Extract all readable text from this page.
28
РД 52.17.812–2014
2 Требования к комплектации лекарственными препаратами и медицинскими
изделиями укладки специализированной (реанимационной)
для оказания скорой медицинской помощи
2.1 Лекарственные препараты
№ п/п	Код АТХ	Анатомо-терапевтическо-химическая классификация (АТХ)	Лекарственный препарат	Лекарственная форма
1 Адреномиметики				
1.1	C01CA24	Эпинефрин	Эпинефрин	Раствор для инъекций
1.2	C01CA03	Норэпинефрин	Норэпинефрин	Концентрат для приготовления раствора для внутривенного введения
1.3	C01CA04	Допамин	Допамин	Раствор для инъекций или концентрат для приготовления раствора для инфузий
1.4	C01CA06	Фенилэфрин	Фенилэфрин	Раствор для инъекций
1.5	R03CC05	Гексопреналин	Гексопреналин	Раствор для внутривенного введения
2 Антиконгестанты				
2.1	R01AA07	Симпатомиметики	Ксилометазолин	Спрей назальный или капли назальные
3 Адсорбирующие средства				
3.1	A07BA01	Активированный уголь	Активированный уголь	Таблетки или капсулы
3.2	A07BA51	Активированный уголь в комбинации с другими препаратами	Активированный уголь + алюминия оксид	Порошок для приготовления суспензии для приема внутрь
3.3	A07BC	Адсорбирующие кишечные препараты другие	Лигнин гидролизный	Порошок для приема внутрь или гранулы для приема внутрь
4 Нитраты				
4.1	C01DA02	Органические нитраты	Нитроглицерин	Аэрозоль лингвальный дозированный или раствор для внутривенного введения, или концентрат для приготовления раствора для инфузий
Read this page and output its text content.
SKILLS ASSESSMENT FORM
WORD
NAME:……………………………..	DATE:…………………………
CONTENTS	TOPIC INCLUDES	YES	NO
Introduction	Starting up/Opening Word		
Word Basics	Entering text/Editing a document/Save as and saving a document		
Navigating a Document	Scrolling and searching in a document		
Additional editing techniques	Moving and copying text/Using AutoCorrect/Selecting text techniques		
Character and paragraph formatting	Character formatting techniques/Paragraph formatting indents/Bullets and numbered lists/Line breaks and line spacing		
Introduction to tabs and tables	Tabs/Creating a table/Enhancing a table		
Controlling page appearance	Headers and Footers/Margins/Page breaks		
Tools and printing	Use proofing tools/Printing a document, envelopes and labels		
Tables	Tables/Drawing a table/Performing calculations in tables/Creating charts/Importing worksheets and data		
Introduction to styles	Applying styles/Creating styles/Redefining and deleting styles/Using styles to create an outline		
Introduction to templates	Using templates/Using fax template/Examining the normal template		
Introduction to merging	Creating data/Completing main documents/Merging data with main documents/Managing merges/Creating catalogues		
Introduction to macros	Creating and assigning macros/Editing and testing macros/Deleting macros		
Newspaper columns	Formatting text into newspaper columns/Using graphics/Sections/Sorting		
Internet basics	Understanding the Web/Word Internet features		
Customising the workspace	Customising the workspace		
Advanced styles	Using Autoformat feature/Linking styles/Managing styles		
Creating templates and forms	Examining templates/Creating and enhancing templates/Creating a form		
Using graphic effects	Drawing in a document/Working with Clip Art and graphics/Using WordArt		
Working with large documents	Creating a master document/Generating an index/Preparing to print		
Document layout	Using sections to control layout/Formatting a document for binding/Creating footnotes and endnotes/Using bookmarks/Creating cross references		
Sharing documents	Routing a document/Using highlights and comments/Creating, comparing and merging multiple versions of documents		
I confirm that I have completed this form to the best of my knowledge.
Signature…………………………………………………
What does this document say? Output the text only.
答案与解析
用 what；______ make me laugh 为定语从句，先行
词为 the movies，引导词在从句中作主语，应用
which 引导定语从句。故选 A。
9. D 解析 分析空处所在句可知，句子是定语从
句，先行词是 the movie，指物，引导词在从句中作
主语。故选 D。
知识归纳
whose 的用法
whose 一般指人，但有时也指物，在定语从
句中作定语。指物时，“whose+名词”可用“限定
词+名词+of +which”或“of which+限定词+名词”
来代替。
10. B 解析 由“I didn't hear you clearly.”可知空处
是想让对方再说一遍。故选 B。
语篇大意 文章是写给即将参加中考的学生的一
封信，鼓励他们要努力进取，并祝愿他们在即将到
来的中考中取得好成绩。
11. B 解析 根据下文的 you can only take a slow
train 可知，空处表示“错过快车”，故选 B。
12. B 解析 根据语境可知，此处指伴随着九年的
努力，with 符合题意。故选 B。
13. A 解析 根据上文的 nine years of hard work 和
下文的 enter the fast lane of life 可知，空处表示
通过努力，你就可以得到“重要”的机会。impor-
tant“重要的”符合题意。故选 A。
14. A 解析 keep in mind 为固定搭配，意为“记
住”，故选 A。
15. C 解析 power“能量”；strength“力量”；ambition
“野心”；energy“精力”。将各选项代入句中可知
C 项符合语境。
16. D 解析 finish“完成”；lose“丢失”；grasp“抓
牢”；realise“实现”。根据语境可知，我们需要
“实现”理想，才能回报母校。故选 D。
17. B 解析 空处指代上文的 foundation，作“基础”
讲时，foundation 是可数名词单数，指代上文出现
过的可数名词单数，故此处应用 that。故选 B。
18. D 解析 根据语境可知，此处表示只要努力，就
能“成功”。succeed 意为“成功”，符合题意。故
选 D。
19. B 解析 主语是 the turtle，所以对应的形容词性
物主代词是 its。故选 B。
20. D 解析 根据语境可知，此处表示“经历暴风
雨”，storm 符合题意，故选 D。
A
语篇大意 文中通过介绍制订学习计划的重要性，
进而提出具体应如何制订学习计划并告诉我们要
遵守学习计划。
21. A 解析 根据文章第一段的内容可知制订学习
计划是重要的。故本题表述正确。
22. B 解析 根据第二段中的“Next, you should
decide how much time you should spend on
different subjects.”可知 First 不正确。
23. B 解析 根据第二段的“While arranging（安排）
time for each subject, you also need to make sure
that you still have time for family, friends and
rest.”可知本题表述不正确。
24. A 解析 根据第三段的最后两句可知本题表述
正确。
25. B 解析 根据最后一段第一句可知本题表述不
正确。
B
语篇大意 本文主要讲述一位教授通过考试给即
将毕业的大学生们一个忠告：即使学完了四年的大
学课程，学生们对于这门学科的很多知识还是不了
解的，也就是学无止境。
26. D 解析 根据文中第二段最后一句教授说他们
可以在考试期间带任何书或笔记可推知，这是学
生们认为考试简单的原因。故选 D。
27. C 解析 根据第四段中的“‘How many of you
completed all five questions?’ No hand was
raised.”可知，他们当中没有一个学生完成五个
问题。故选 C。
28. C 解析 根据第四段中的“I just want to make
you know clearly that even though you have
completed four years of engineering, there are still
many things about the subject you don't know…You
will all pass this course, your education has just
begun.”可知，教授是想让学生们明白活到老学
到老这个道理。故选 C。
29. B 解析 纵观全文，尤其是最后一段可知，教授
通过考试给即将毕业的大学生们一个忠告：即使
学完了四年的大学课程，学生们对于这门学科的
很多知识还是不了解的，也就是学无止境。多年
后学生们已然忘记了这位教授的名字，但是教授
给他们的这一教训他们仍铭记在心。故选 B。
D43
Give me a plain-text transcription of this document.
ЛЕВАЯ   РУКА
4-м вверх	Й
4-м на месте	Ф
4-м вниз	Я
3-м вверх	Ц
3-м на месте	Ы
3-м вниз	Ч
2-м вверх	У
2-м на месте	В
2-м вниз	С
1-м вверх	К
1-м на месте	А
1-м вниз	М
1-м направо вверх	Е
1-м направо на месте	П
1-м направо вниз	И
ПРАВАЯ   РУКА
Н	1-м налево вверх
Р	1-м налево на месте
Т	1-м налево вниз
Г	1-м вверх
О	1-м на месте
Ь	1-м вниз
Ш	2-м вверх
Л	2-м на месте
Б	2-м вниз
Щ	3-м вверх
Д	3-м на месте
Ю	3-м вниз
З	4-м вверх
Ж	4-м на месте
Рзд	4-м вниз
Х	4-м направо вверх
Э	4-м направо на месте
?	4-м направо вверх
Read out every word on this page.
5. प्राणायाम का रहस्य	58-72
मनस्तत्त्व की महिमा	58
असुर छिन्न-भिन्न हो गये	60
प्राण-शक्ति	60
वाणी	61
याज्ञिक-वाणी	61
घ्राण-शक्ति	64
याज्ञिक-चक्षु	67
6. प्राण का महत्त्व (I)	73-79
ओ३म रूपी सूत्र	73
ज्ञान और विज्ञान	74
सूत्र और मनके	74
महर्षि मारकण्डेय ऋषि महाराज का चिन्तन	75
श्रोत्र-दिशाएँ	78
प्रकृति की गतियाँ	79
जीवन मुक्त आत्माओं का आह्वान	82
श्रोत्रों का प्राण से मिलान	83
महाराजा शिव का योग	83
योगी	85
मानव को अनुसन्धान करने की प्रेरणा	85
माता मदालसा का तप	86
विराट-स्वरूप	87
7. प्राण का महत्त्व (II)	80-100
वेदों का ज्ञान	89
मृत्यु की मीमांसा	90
------------------------------------------------------------
Task requirements
Where a line of the material above holds the string "time", copy that line.

In response
decide how much time you should spend on
time for each subject, you also need to make sure
that you still have time for family, friends and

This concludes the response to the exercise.